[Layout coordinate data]
■ ■ ■ ■ ■

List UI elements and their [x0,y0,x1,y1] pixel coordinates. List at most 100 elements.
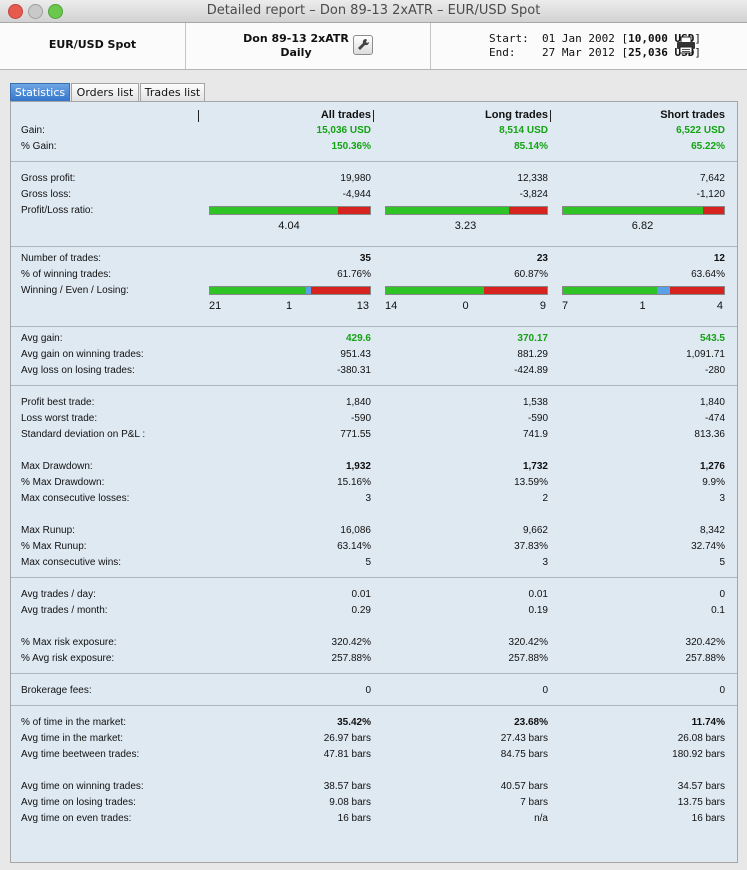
section-divider [11,577,737,578]
stat-value-short: 257.88% [685,653,725,664]
stat-row-std-dev: Standard deviation on P&L : 771.55 741.9 81… [11,427,737,443]
stat-row-max-dd: Max Drawdown: 1,932 1,732 1,276 [11,459,737,475]
stat-row-worst-trade: Loss worst trade: -590 -590 -474 [11,411,737,427]
end-label: End: [489,46,516,59]
stat-label: Profit/Loss ratio: [21,205,94,216]
column-header-all: All trades [320,109,371,121]
stat-row-avg-trades-day: Avg trades / day: 0.01 0.01 0 [11,587,737,603]
stat-row-avg-gain-win: Avg gain on winning trades: 951.43 881.29 1… [11,347,737,363]
profit-segment [563,207,704,214]
column-divider [198,110,199,122]
stat-value-all: 1,932 [345,461,371,472]
stat-row-pl-ratio: Profit/Loss ratio: 4.04 3.23 6.82 [11,203,737,232]
stat-value-long: 320.42% [508,637,548,648]
stat-value-long: 23 [536,253,548,264]
strategy-section: Don 89-13 2xATR Daily [186,23,431,69]
stat-value-short: 1,276 [699,461,725,472]
stat-value-all: 9.08 bars [329,797,371,808]
close-window-button[interactable] [8,4,23,19]
stat-value-long: 13.59% [514,477,548,488]
column-divider [550,110,551,122]
section-divider [11,673,737,674]
start-date: 01 Jan 2002 [542,32,615,45]
stat-value-short: 12 [713,253,725,264]
stat-value-short: 0 [719,685,725,696]
stat-value-all: 63.14% [337,541,371,552]
stat-row-avg-time-lose: Avg time on losing trades: 9.08 bars 7 bar… [11,795,737,811]
win-even-loss-bar [562,286,725,295]
stat-row-time-market-pct: % of time in the market: 35.42% 23.68% 11.7… [11,715,737,731]
minimize-window-button[interactable] [28,4,43,19]
stat-value-long: 60.87% [514,269,548,280]
stat-value-short: -474 [704,413,725,424]
stat-label: Max Runup: [21,525,75,536]
stat-label: % of winning trades: [21,269,112,280]
profit-loss-ratio-value: 6.82 [631,220,654,232]
stat-value-all: 19,980 [340,173,371,184]
stat-row-pct-max-dd: % Max Drawdown: 15.16% 13.59% 9.9% [11,475,737,491]
wrench-icon [358,38,370,50]
stat-row-pct-max-runup: % Max Runup: 63.14% 37.83% 32.74% [11,539,737,555]
stat-row-avg-time-even: Avg time on even trades: 16 bars n/a 16 bar… [11,811,737,827]
profit-segment [210,207,339,214]
stat-value-long: 1,732 [522,461,548,472]
stat-value-all: 771.55 [340,429,371,440]
stat-value-short: 0 [719,589,725,600]
stat-value-long: 370.17 [517,333,548,344]
stat-row-max-cons-losses: Max consecutive losses: 3 2 3 [11,491,737,507]
tab-statistics[interactable]: Statistics [10,83,70,102]
stat-label: Max consecutive losses: [21,493,130,504]
stat-label: Avg gain on winning trades: [21,349,144,360]
stat-value-long: 7 bars [520,797,548,808]
loss-count: 9 [539,300,546,312]
stat-value-long: 23.68% [514,717,548,728]
stat-value-all: 150.36% [331,141,371,152]
profit-loss-bar [385,206,548,215]
tab-orders-list[interactable]: Orders list [71,83,139,101]
stat-value-all: -4,944 [342,189,371,200]
stat-row-best-trade: Profit best trade: 1,840 1,538 1,840 [11,395,737,411]
stat-label: Gross profit: [21,173,76,184]
stat-value-short: 65.22% [691,141,725,152]
profit-loss-ratio-value: 3.23 [454,220,477,232]
stat-value-all: 15,036 USD [316,125,371,136]
stat-row-avg-gain: Avg gain: 429.6 370.17 543.5 [11,331,737,347]
stat-row-avg-time-market: Avg time in the market: 26.97 bars 27.43 b… [11,731,737,747]
stat-label: Avg time on even trades: [21,813,132,824]
even-count: 1 [285,300,293,312]
stat-label: Avg time on losing trades: [21,797,136,808]
even-segment [306,287,311,294]
stat-label: Number of trades: [21,253,102,264]
stat-row-max-risk: % Max risk exposure: 320.42% 320.42% 320.42… [11,635,737,651]
stat-value-short: 63.64% [691,269,725,280]
profit-segment [386,207,509,214]
stat-value-all: 38.57 bars [323,781,371,792]
stat-value-all: 1,840 [345,397,371,408]
stat-value-all: 35 [359,253,371,264]
stat-row-gross-profit: Gross profit: 19,980 12,338 7,642 [11,171,737,187]
stat-value-short: 11.74% [691,717,725,728]
stat-value-short: 34.57 bars [677,781,725,792]
win-count: 7 [562,300,569,312]
stat-value-all: -590 [350,413,371,424]
stat-row-num-trades: Number of trades: 35 23 12 [11,251,737,267]
statistics-panel: All trades Long trades Short trades Gain… [10,101,738,863]
zoom-window-button[interactable] [48,4,63,19]
stat-label: Winning / Even / Losing: [21,285,129,296]
stat-value-long: 84.75 bars [500,749,548,760]
winning-segment [210,287,306,294]
stat-row-avg-trades-month: Avg trades / month: 0.29 0.19 0.1 [11,603,737,619]
stat-value-all: 61.76% [337,269,371,280]
stat-label: % of time in the market: [21,717,127,728]
stat-label: Gain: [21,125,45,136]
tab-trades-list[interactable]: Trades list [140,83,205,101]
strategy-settings-button[interactable] [353,35,373,55]
stat-value-all: 0 [365,685,371,696]
profit-loss-bar [562,206,725,215]
stat-label: Avg time on winning trades: [21,781,144,792]
stat-value-long: n/a [534,813,548,824]
print-button[interactable] [676,36,696,54]
dates-section: Start: 01 Jan 2002 [10,000 USD] End: 27 … [431,23,747,69]
loss-count: 4 [716,300,723,312]
win-even-loss-bar [209,286,371,295]
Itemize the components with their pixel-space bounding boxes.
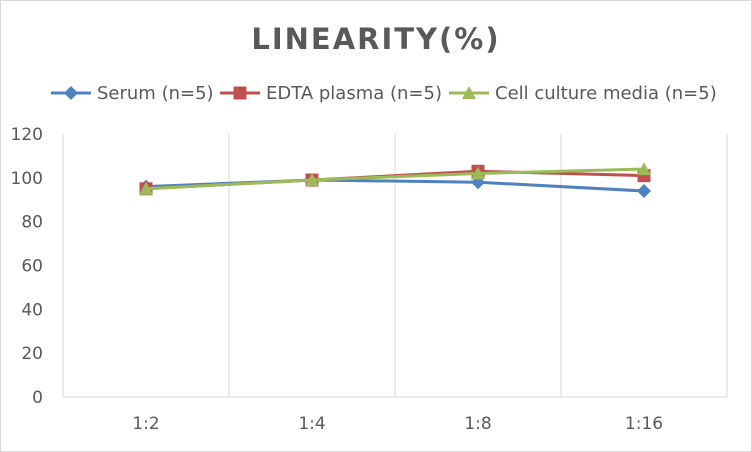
legend-marker xyxy=(233,86,247,100)
data-point xyxy=(637,162,651,176)
data-point xyxy=(305,173,319,187)
legend: Serum (n=5) EDTA plasma (n=5) Cell culture… xyxy=(51,83,717,104)
data-point xyxy=(471,166,485,180)
x-tick-label: 1:8 xyxy=(464,414,491,434)
y-tick-label: 100 xyxy=(11,169,43,189)
gridlines xyxy=(62,134,728,397)
data-point xyxy=(637,183,651,198)
legend-label: Cell culture media (n=5) xyxy=(495,83,717,104)
legend-item: EDTA plasma (n=5) xyxy=(220,83,442,104)
legend-marker xyxy=(64,86,78,100)
x-tick-label: 1:16 xyxy=(625,414,663,434)
legend-label: EDTA plasma (n=5) xyxy=(266,83,442,104)
series-layer xyxy=(139,162,651,198)
legend-label: Serum (n=5) xyxy=(97,83,214,104)
y-tick-label: 40 xyxy=(21,300,43,320)
x-tick-label: 1:4 xyxy=(298,414,325,434)
x-tick-label: 1:2 xyxy=(132,414,159,434)
y-tick-label: 80 xyxy=(21,213,43,233)
data-point xyxy=(139,181,153,195)
series-3 xyxy=(139,162,651,195)
axes: 0 20 40 60 80 100 120 1:2 1:4 1:8 1:16 xyxy=(11,125,727,434)
y-tick-label: 120 xyxy=(11,125,43,145)
legend-marker xyxy=(462,86,476,99)
legend-item: Serum (n=5) xyxy=(51,83,214,104)
legend-item: Cell culture media (n=5) xyxy=(449,83,717,104)
y-tick-label: 20 xyxy=(21,344,43,364)
series-line xyxy=(145,167,645,191)
y-tick-label: 60 xyxy=(21,257,43,277)
chart-title: LINEARITY(%) xyxy=(251,22,500,56)
y-tick-label: 0 xyxy=(32,388,43,408)
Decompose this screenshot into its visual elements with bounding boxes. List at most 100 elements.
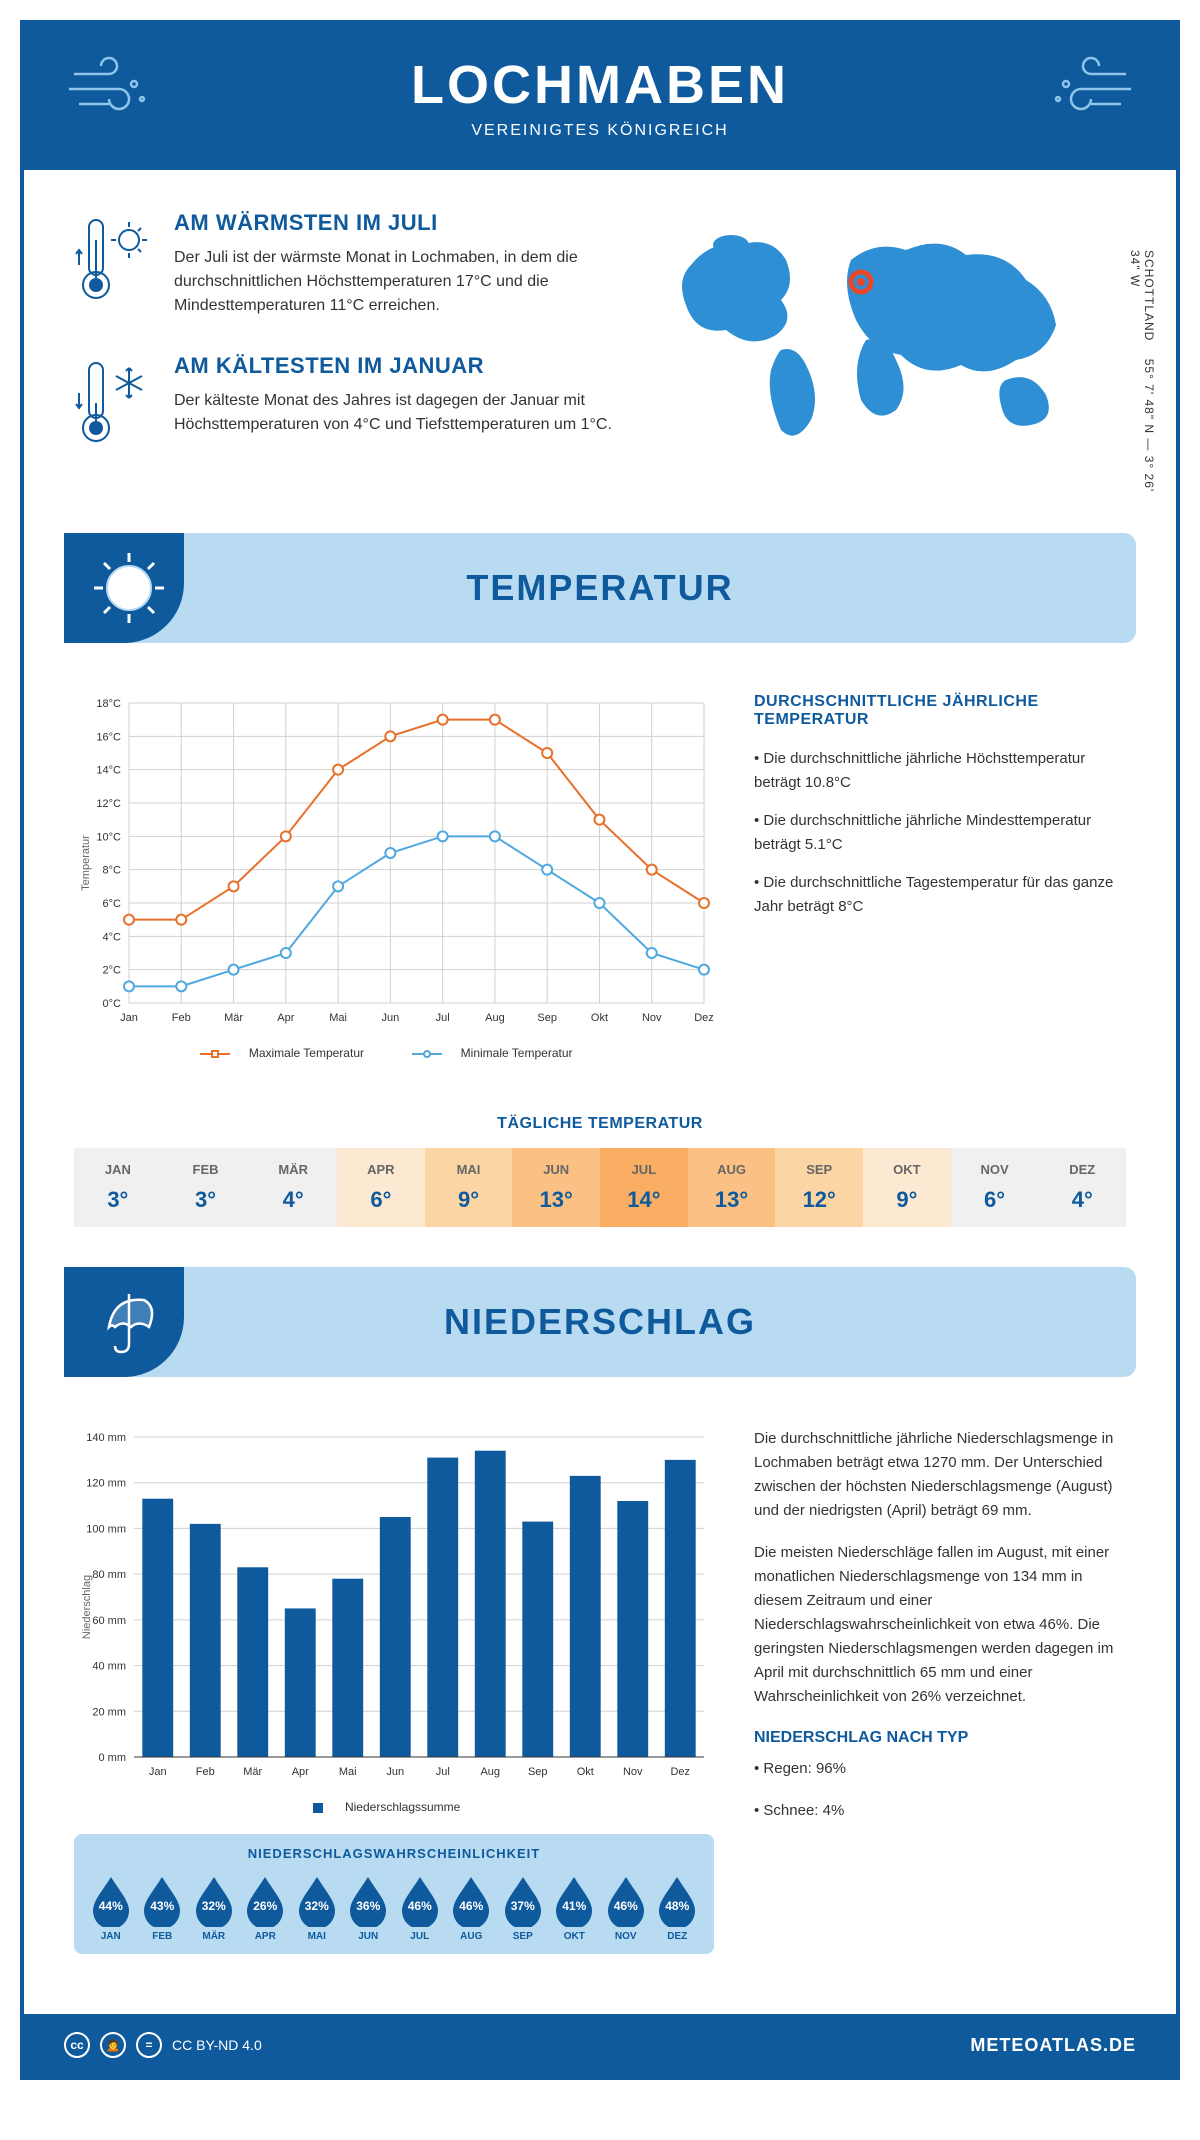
by-icon: 🙍 [100, 2032, 126, 2058]
temp-cell: MAI9° [425, 1148, 513, 1227]
section-banner-precip: NIEDERSCHLAG [64, 1267, 1136, 1377]
prob-drop: 44%JAN [86, 1873, 136, 1942]
svg-text:Jul: Jul [436, 1012, 450, 1024]
svg-text:Okt: Okt [591, 1012, 608, 1024]
svg-text:Aug: Aug [480, 1766, 500, 1778]
fact-warm: AM WÄRMSTEN IM JULI Der Juli ist der wär… [74, 210, 636, 318]
precip-info: Die durchschnittliche jährliche Niedersc… [754, 1427, 1126, 1954]
temp-cell: MÄR4° [249, 1148, 337, 1227]
wind-icon [1046, 54, 1136, 129]
fact-warm-text: Der Juli ist der wärmste Monat in Lochma… [174, 246, 636, 318]
svg-text:Feb: Feb [172, 1012, 191, 1024]
prob-drop: 26%APR [241, 1873, 291, 1942]
precipitation-bar-chart: 0 mm20 mm40 mm60 mm80 mm100 mm120 mm140 … [74, 1427, 714, 1814]
temp-info-title: DURCHSCHNITTLICHE JÄHRLICHE TEMPERATUR [754, 693, 1126, 729]
license-text: CC BY-ND 4.0 [172, 2037, 262, 2053]
cc-icon: cc [64, 2032, 90, 2058]
section-banner-temp: TEMPERATUR [64, 533, 1136, 643]
svg-text:10°C: 10°C [96, 831, 121, 843]
svg-text:18°C: 18°C [96, 698, 121, 710]
svg-text:Jan: Jan [149, 1766, 167, 1778]
svg-text:Sep: Sep [537, 1012, 557, 1024]
svg-text:Apr: Apr [292, 1766, 309, 1778]
section-title-precip: NIEDERSCHLAG [444, 1301, 756, 1343]
fact-cold-text: Der kälteste Monat des Jahres ist dagege… [174, 389, 636, 437]
temp-cell: OKT9° [863, 1148, 951, 1227]
svg-text:0 mm: 0 mm [99, 1752, 127, 1764]
svg-text:2°C: 2°C [103, 965, 122, 977]
svg-text:80 mm: 80 mm [92, 1569, 126, 1581]
temperature-line-chart: 0°C2°C4°C6°C8°C10°C12°C14°C16°C18°CJanFe… [74, 693, 714, 1060]
svg-text:Jul: Jul [436, 1766, 450, 1778]
svg-text:Mär: Mär [224, 1012, 243, 1024]
svg-text:Okt: Okt [577, 1766, 594, 1778]
page-subtitle: VEREINIGTES KÖNIGREICH [44, 122, 1156, 140]
precip-chart-legend: Niederschlagssumme [74, 1800, 714, 1814]
prob-drop: 36%JUN [344, 1873, 394, 1942]
svg-text:100 mm: 100 mm [86, 1523, 126, 1535]
svg-text:Mär: Mär [243, 1766, 262, 1778]
prob-drop: 37%SEP [498, 1873, 548, 1942]
svg-text:Nov: Nov [623, 1766, 643, 1778]
svg-text:16°C: 16°C [96, 731, 121, 743]
sun-icon [89, 548, 169, 633]
svg-text:Niederschlag: Niederschlag [81, 1575, 93, 1639]
svg-text:Feb: Feb [196, 1766, 215, 1778]
prob-drop: 32%MÄR [189, 1873, 239, 1942]
svg-text:Mai: Mai [339, 1766, 357, 1778]
temp-cell: JUL14° [600, 1148, 688, 1227]
svg-text:Nov: Nov [642, 1012, 662, 1024]
svg-text:Jun: Jun [386, 1766, 404, 1778]
umbrella-icon [89, 1282, 164, 1362]
wind-icon [64, 54, 154, 129]
svg-text:0°C: 0°C [103, 998, 122, 1010]
thermometer-snow-icon [74, 353, 154, 458]
fact-warm-title: AM WÄRMSTEN IM JULI [174, 210, 636, 236]
daily-temp-title: TÄGLICHE TEMPERATUR [24, 1115, 1176, 1133]
precipitation-probability: NIEDERSCHLAGSWAHRSCHEINLICHKEIT 44%JAN43… [74, 1834, 714, 1954]
temp-cell: AUG13° [688, 1148, 776, 1227]
svg-text:Dez: Dez [670, 1766, 690, 1778]
svg-text:40 mm: 40 mm [92, 1661, 126, 1673]
daily-temp-table: JAN3°FEB3°MÄR4°APR6°MAI9°JUN13°JUL14°AUG… [74, 1148, 1126, 1227]
section-title-temp: TEMPERATUR [466, 567, 733, 609]
svg-text:Mai: Mai [329, 1012, 347, 1024]
svg-text:Apr: Apr [277, 1012, 294, 1024]
site-name: METEOATLAS.DE [970, 2035, 1136, 2056]
prob-drop: 46%JUL [395, 1873, 445, 1942]
footer: cc 🙍 = CC BY-ND 4.0 METEOATLAS.DE [24, 2014, 1176, 2076]
svg-text:Jan: Jan [120, 1012, 138, 1024]
nd-icon: = [136, 2032, 162, 2058]
svg-text:Aug: Aug [485, 1012, 505, 1024]
temp-info: DURCHSCHNITTLICHE JÄHRLICHE TEMPERATUR •… [754, 693, 1126, 1060]
temp-chart-legend: Maximale Temperatur Minimale Temperatur [74, 1046, 714, 1060]
thermometer-sun-icon [74, 210, 154, 318]
temp-cell: APR6° [337, 1148, 425, 1227]
prob-drop: 43%FEB [138, 1873, 188, 1942]
svg-text:Dez: Dez [694, 1012, 714, 1024]
header: LOCHMABEN VEREINIGTES KÖNIGREICH [24, 24, 1176, 170]
prob-drop: 46%NOV [601, 1873, 651, 1942]
svg-text:14°C: 14°C [96, 765, 121, 777]
prob-drop: 48%DEZ [653, 1873, 703, 1942]
svg-text:60 mm: 60 mm [92, 1615, 126, 1627]
page-title: LOCHMABEN [44, 54, 1156, 116]
svg-text:20 mm: 20 mm [92, 1706, 126, 1718]
temp-cell: FEB3° [162, 1148, 250, 1227]
fact-cold-title: AM KÄLTESTEN IM JANUAR [174, 353, 636, 379]
temp-cell: SEP12° [775, 1148, 863, 1227]
svg-text:6°C: 6°C [103, 898, 122, 910]
world-map: SCHOTTLAND 55° 7' 48" N — 3° 26' 34" W [666, 210, 1126, 493]
temp-cell: NOV6° [951, 1148, 1039, 1227]
svg-text:120 mm: 120 mm [86, 1478, 126, 1490]
prob-drop: 46%AUG [447, 1873, 497, 1942]
temp-cell: JUN13° [512, 1148, 600, 1227]
svg-text:Jun: Jun [381, 1012, 399, 1024]
svg-text:4°C: 4°C [103, 931, 122, 943]
fact-cold: AM KÄLTESTEN IM JANUAR Der kälteste Mona… [74, 353, 636, 458]
svg-text:Temperatur: Temperatur [80, 835, 92, 891]
svg-text:Sep: Sep [528, 1766, 548, 1778]
prob-drop: 32%MAI [292, 1873, 342, 1942]
prob-drop: 41%OKT [550, 1873, 600, 1942]
temp-cell: DEZ4° [1038, 1148, 1126, 1227]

■ ■ ■ ■ ■

§ Objective
Can you extract the rows from the line with "legend-marker xyxy=(233,86,247,100)" to the line with "legend-item: EDTA plasma", both included, and copy them unchanged?

§ Answer for this exercise
legend-marker xyxy=(233,86,247,100)
data-point xyxy=(637,162,651,176)
data-point xyxy=(305,173,319,187)
legend: Serum (n=5) EDTA plasma (n=5) Cell culture… xyxy=(51,83,717,104)
data-point xyxy=(471,166,485,180)
x-tick-label: 1:8 xyxy=(464,414,491,434)
y-tick-label: 100 xyxy=(11,169,43,189)
gridlines xyxy=(62,134,728,397)
data-point xyxy=(637,183,651,198)
legend-label: Cell culture media (n=5) xyxy=(495,83,717,104)
legend-item: EDTA plasma (n=5) xyxy=(220,83,442,104)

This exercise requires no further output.